Extract every line of the material that holds the string "исключать".
★ ★ ★ ★ ★
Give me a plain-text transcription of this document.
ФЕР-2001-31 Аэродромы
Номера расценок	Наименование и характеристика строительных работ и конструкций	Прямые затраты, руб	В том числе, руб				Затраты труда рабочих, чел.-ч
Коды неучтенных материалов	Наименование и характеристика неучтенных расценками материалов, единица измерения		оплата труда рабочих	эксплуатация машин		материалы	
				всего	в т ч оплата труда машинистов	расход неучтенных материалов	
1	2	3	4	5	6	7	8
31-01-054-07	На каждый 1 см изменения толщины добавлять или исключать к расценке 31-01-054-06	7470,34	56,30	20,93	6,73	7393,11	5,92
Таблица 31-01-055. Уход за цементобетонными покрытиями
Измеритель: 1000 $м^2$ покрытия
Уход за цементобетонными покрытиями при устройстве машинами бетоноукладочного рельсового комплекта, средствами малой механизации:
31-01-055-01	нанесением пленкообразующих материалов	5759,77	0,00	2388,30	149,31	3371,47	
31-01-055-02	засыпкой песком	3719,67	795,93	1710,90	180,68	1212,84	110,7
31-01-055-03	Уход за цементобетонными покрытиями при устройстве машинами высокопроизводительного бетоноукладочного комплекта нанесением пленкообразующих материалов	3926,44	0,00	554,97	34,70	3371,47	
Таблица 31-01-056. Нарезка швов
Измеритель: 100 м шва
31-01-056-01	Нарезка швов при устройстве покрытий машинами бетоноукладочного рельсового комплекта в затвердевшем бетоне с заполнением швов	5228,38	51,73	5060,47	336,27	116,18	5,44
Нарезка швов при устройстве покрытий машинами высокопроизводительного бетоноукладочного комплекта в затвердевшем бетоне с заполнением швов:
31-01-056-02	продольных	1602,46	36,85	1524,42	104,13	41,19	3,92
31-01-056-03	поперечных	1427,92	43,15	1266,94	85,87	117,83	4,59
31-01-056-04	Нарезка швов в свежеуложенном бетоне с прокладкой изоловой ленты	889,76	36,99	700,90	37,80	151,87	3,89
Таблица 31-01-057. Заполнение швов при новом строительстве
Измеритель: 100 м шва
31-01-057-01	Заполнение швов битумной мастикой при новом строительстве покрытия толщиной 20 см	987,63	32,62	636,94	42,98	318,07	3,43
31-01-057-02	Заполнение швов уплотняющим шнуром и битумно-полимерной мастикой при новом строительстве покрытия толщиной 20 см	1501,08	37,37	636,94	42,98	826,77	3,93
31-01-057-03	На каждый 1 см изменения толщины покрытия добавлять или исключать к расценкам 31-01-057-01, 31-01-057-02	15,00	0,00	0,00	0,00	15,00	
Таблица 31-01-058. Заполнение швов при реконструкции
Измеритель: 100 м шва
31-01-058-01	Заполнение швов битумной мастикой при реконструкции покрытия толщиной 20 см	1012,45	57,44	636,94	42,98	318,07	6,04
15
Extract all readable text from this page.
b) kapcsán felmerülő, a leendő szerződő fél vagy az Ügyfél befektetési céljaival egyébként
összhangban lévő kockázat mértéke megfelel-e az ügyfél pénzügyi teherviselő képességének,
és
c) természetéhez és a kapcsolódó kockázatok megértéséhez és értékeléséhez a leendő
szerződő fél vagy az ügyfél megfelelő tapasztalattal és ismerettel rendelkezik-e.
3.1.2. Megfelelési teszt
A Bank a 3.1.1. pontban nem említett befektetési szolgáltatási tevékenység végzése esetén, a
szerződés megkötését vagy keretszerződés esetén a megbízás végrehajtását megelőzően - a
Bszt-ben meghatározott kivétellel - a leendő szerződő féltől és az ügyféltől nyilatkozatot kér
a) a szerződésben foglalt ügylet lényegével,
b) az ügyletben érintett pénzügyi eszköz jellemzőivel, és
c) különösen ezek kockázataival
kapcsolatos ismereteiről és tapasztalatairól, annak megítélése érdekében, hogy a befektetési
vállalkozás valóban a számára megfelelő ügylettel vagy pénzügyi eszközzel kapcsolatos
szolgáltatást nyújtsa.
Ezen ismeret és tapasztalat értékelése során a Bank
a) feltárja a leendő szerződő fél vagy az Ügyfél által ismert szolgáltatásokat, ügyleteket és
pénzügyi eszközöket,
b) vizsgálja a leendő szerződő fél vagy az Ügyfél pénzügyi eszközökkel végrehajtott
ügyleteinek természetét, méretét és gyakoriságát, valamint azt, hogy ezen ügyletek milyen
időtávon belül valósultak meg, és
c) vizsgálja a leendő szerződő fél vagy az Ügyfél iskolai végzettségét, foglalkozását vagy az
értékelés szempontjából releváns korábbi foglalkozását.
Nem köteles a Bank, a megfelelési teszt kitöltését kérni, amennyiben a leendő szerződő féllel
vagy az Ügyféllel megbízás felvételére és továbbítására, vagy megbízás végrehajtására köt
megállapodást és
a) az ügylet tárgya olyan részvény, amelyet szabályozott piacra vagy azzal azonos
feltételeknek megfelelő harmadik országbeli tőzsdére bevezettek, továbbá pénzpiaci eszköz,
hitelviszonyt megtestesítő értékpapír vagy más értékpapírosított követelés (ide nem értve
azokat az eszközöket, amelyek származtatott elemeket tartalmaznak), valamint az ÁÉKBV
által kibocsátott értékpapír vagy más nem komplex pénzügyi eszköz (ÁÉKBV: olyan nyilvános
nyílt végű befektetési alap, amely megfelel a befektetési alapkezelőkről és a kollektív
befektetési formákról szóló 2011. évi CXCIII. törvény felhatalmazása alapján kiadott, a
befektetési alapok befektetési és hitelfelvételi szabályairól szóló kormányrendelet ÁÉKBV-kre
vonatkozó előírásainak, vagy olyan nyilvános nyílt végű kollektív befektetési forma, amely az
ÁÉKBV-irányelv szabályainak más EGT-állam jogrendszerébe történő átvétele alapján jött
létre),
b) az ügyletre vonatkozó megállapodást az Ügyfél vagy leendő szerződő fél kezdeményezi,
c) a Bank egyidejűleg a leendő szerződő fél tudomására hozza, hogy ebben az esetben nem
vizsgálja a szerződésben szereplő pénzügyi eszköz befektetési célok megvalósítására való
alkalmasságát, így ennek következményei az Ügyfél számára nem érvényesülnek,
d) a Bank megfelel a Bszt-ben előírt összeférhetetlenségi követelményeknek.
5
★ ★ ★ ★ ★
**EXERCISE SOLUTION**:
31-01-054-07	На каждый 1 см изменения толщины добавлять или исключать к расценке 31-01-054-06	7470,34	56,30	20,93	6,73	7393,11	5,92
31-01-057-03	На каждый 1 см изменения толщины покрытия добавлять или исключать к расценкам 31-01-057-01, 31-01-057-02	15,00	0,00	0,00	0,00	15,00	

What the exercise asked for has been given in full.